- What you are asked to do: Write the material out again, line by line, exactly as it is.

- The input:
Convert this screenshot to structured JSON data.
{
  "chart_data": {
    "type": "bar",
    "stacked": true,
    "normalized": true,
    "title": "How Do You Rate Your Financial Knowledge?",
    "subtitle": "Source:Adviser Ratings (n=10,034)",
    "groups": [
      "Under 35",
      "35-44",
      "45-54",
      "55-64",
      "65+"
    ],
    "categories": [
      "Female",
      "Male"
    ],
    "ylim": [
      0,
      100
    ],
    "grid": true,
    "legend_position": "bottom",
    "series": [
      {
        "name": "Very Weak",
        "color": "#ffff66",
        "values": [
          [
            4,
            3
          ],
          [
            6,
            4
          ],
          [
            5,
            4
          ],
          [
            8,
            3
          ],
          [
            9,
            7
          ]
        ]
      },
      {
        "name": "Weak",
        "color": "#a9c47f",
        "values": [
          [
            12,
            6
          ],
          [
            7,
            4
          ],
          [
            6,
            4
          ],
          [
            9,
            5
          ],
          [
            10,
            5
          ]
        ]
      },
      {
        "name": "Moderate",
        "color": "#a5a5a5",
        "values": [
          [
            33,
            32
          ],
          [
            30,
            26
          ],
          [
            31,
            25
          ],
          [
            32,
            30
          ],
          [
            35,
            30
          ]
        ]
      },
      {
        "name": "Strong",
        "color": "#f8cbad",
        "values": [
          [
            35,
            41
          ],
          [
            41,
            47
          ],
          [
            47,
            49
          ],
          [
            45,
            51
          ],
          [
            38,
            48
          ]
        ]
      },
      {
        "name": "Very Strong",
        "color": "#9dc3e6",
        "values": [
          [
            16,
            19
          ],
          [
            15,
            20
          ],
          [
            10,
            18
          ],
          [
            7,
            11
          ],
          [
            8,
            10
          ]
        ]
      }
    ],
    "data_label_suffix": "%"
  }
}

- Written reply:
Convert this screenshot to structured JSON data.
{
  "chart_data": {
    "type": "bar",
    "stacked": true,
    "normalized": true,
    "title": "How Do You Rate Your Financial Knowledge?",
    "subtitle": "Source:Adviser Ratings (n=10,034)",
    "groups": [
      "Under 35",
      "35-44",
      "45-54",
      "55-64",
      "65+"
    ],
    "categories": [
      "Female",
      "Male"
    ],
    "ylim": [
      0,
      100
    ],
    "grid": true,
    "legend_position": "bottom",
    "series": [
      {
        "name": "Very Weak",
        "color": "#ffff66",
        "values": [
          [
            4,
            3
          ],
          [
            6,
            4
          ],
          [
            5,
            4
          ],
          [
            8,
            3
          ],
          [
            9,
            7
          ]
        ]
      },
      {
        "name": "Weak",
        "color": "#a9c47f",
        "values": [
          [
            12,
            6
          ],
          [
            7,
            4
          ],
          [
            6,
            4
          ],
          [
            9,
            5
          ],
          [
            10,
            5
          ]
        ]
      },
      {
        "name": "Moderate",
        "color": "#a5a5a5",
        "values": [
          [
            33,
            32
          ],
          [
            30,
            26
          ],
          [
            31,
            25
          ],
          [
            32,
            30
          ],
          [
            35,
            30
          ]
        ]
      },
      {
        "name": "Strong",
        "color": "#f8cbad",
        "values": [
          [
            35,
            41
          ],
          [
            41,
            47
          ],
          [
            47,
            49
          ],
          [
            45,
            51
          ],
          [
            38,
            48
          ]
        ]
      },
      {
        "name": "Very Strong",
        "color": "#9dc3e6",
        "values": [
          [
            16,
            19
          ],
          [
            15,
            20
          ],
          [
            10,
            18
          ],
          [
            7,
            11
          ],
          [
            8,
            10
          ]
        ]
      }
    ],
    "data_label_suffix": "%"
  }
}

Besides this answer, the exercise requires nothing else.